Write out all records as given; omit images.

- - - - - - -

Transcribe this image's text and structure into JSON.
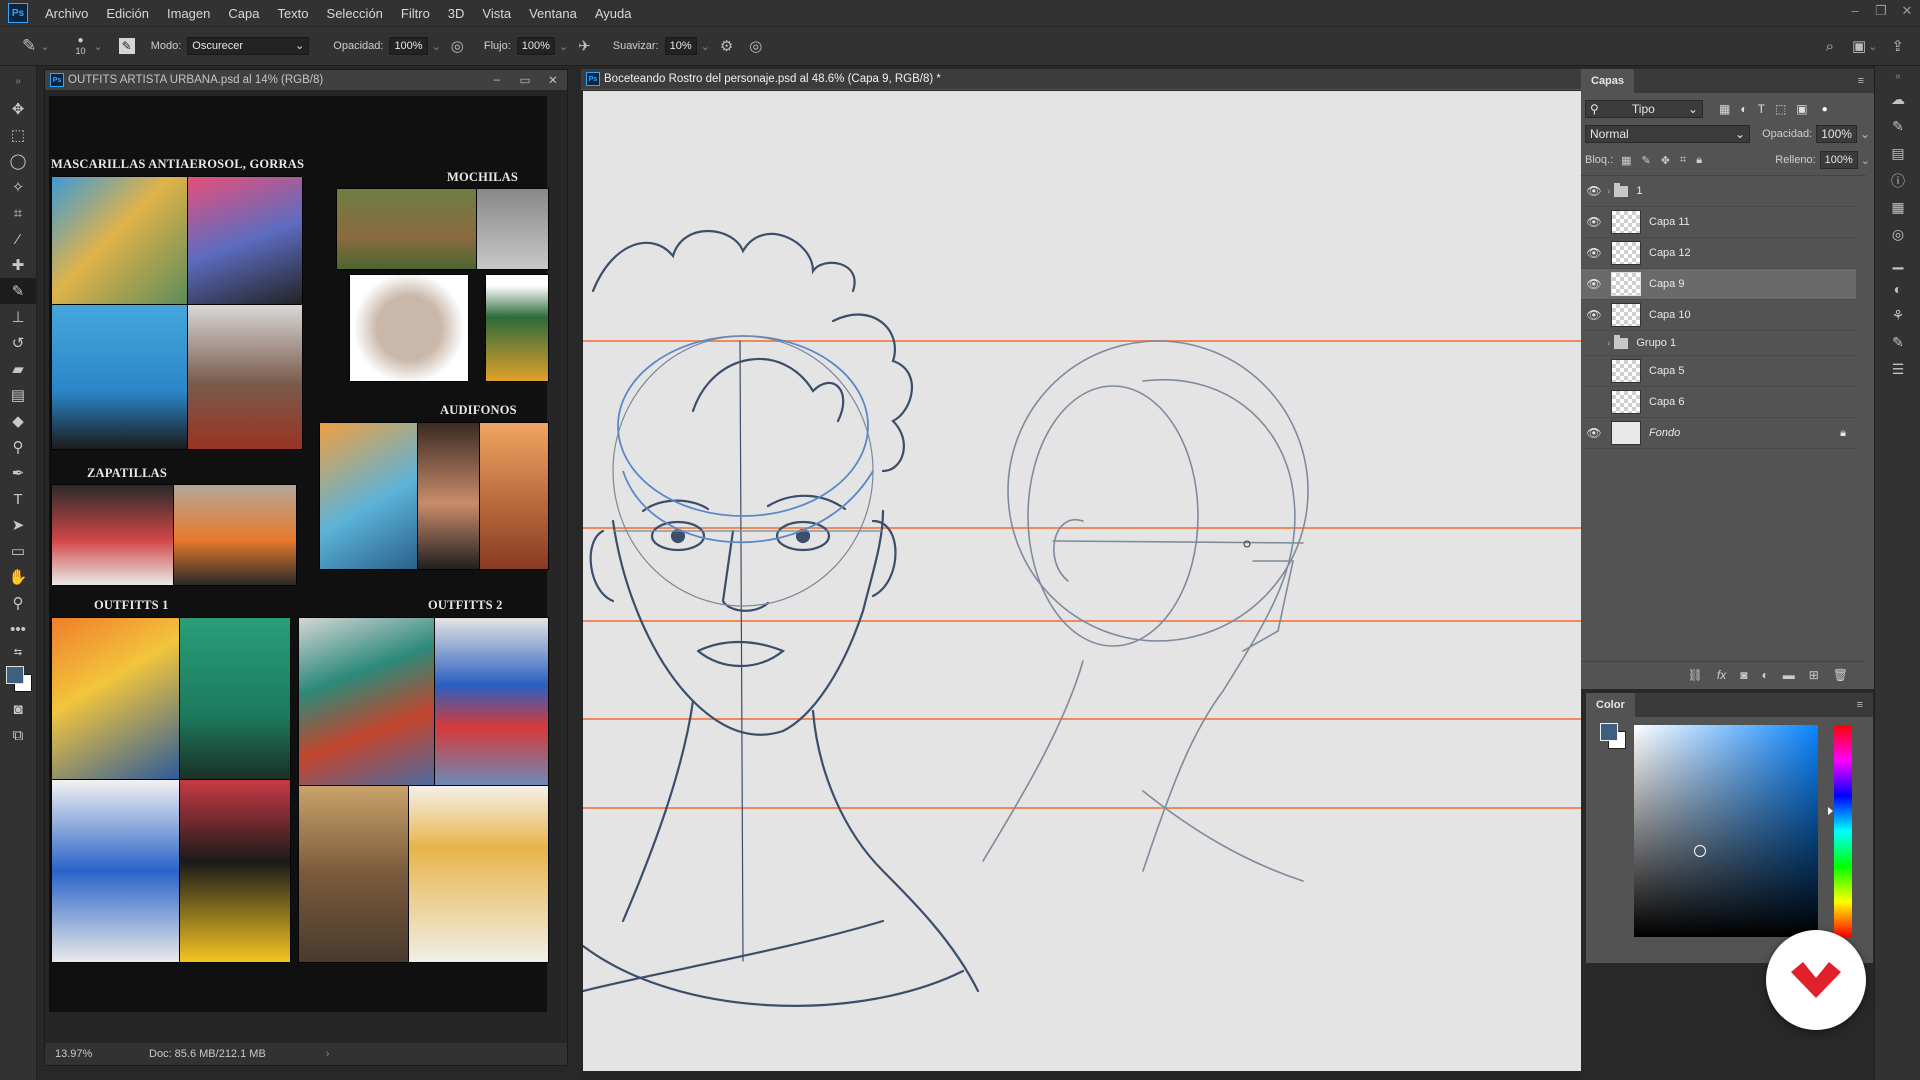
{
  "app": {
    "name": "Ps"
  },
  "menu": [
    "Archivo",
    "Edición",
    "Imagen",
    "Capa",
    "Texto",
    "Selección",
    "Filtro",
    "3D",
    "Vista",
    "Ventana",
    "Ayuda"
  ],
  "options": {
    "brush_size": "10",
    "mode_label": "Modo:",
    "mode_value": "Oscurecer",
    "opacity_label": "Opacidad:",
    "opacity_value": "100%",
    "flow_label": "Flujo:",
    "flow_value": "100%",
    "smooth_label": "Suavizar:",
    "smooth_value": "10%"
  },
  "doc1": {
    "title": "OUTFITS ARTISTA URBANA.psd al 14% (RGB/8)",
    "zoom": "13.97%",
    "docinfo": "Doc: 85.6 MB/212.1 MB",
    "labels": {
      "masks": "MASCARILLAS  ANTIAEROSOL, GORRAS",
      "backpacks": "MOCHILAS",
      "headphones": "AUDIFONOS",
      "sneakers": "ZAPATILLAS",
      "outfits1": "OUTFITTS 1",
      "outfits2": "OUTFITTS 2"
    }
  },
  "doc2": {
    "title": "Boceteando Rostro del personaje.psd al 48.6% (Capa 9, RGB/8) *"
  },
  "layers_panel": {
    "tab": "Capas",
    "filter": "Tipo",
    "blend": "Normal",
    "opacity_label": "Opacidad:",
    "opacity_value": "100%",
    "lock_label": "Bloq.:",
    "fill_label": "Relleno:",
    "fill_value": "100%",
    "layers": [
      {
        "name": "1",
        "kind": "group",
        "visible": true
      },
      {
        "name": "Capa 11",
        "kind": "layer",
        "visible": true
      },
      {
        "name": "Capa 12",
        "kind": "layer",
        "visible": true
      },
      {
        "name": "Capa 9",
        "kind": "layer",
        "visible": true,
        "selected": true
      },
      {
        "name": "Capa 10",
        "kind": "layer",
        "visible": true
      },
      {
        "name": "Grupo 1",
        "kind": "group",
        "visible": false
      },
      {
        "name": "Capa 5",
        "kind": "layer",
        "visible": false
      },
      {
        "name": "Capa 6",
        "kind": "layer",
        "visible": false
      },
      {
        "name": "Fondo",
        "kind": "background",
        "visible": true,
        "locked": true
      }
    ]
  },
  "color_panel": {
    "tab": "Color",
    "foreground": "#3d6080",
    "background": "#ffffff"
  },
  "colors": {
    "guide_lines": "#f08a5d",
    "sketch_stroke": "#3b4f6a",
    "sketch_blue": "#5a87c9",
    "badge_red": "#e0202a"
  }
}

- - - - - - -

**Completed exercise:**
Transcribe this image's text and structure into JSON.
{
  "app": {
    "name": "Ps"
  },
  "menu": [
    "Archivo",
    "Edición",
    "Imagen",
    "Capa",
    "Texto",
    "Selección",
    "Filtro",
    "3D",
    "Vista",
    "Ventana",
    "Ayuda"
  ],
  "options": {
    "brush_size": "10",
    "mode_label": "Modo:",
    "mode_value": "Oscurecer",
    "opacity_label": "Opacidad:",
    "opacity_value": "100%",
    "flow_label": "Flujo:",
    "flow_value": "100%",
    "smooth_label": "Suavizar:",
    "smooth_value": "10%"
  },
  "doc1": {
    "title": "OUTFITS ARTISTA URBANA.psd al 14% (RGB/8)",
    "zoom": "13.97%",
    "docinfo": "Doc: 85.6 MB/212.1 MB",
    "labels": {
      "masks": "MASCARILLAS  ANTIAEROSOL, GORRAS",
      "backpacks": "MOCHILAS",
      "headphones": "AUDIFONOS",
      "sneakers": "ZAPATILLAS",
      "outfits1": "OUTFITTS 1",
      "outfits2": "OUTFITTS 2"
    }
  },
  "doc2": {
    "title": "Boceteando Rostro del personaje.psd al 48.6% (Capa 9, RGB/8) *"
  },
  "layers_panel": {
    "tab": "Capas",
    "filter": "Tipo",
    "blend": "Normal",
    "opacity_label": "Opacidad:",
    "opacity_value": "100%",
    "lock_label": "Bloq.:",
    "fill_label": "Relleno:",
    "fill_value": "100%",
    "layers": [
      {
        "name": "1",
        "kind": "group",
        "visible": true
      },
      {
        "name": "Capa 11",
        "kind": "layer",
        "visible": true
      },
      {
        "name": "Capa 12",
        "kind": "layer",
        "visible": true
      },
      {
        "name": "Capa 9",
        "kind": "layer",
        "visible": true,
        "selected": true
      },
      {
        "name": "Capa 10",
        "kind": "layer",
        "visible": true
      },
      {
        "name": "Grupo 1",
        "kind": "group",
        "visible": false
      },
      {
        "name": "Capa 5",
        "kind": "layer",
        "visible": false
      },
      {
        "name": "Capa 6",
        "kind": "layer",
        "visible": false
      },
      {
        "name": "Fondo",
        "kind": "background",
        "visible": true,
        "locked": true
      }
    ]
  },
  "color_panel": {
    "tab": "Color",
    "foreground": "#3d6080",
    "background": "#ffffff"
  },
  "colors": {
    "guide_lines": "#f08a5d",
    "sketch_stroke": "#3b4f6a",
    "sketch_blue": "#5a87c9",
    "badge_red": "#e0202a"
  }
}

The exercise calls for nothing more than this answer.